MATERIAL PROVIDED>

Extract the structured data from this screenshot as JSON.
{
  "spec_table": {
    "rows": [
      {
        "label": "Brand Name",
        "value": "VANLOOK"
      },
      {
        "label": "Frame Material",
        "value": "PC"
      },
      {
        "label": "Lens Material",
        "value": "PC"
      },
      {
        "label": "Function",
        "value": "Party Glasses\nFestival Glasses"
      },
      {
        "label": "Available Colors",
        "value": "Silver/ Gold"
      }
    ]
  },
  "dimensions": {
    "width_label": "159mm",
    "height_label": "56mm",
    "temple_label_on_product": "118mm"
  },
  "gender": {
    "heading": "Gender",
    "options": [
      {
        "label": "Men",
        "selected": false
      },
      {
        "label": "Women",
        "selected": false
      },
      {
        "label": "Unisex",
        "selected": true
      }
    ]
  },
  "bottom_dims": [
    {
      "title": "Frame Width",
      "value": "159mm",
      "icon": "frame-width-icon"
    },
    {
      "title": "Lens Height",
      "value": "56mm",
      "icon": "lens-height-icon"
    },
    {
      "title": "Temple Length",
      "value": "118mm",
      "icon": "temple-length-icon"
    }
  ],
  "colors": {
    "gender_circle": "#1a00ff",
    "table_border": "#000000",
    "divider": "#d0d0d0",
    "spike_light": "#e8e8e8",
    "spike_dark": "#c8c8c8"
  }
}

GIVEN REQUEST> Only the count is needed: the number of lines in the data that include the word "icon".

IN RESPONSE> 3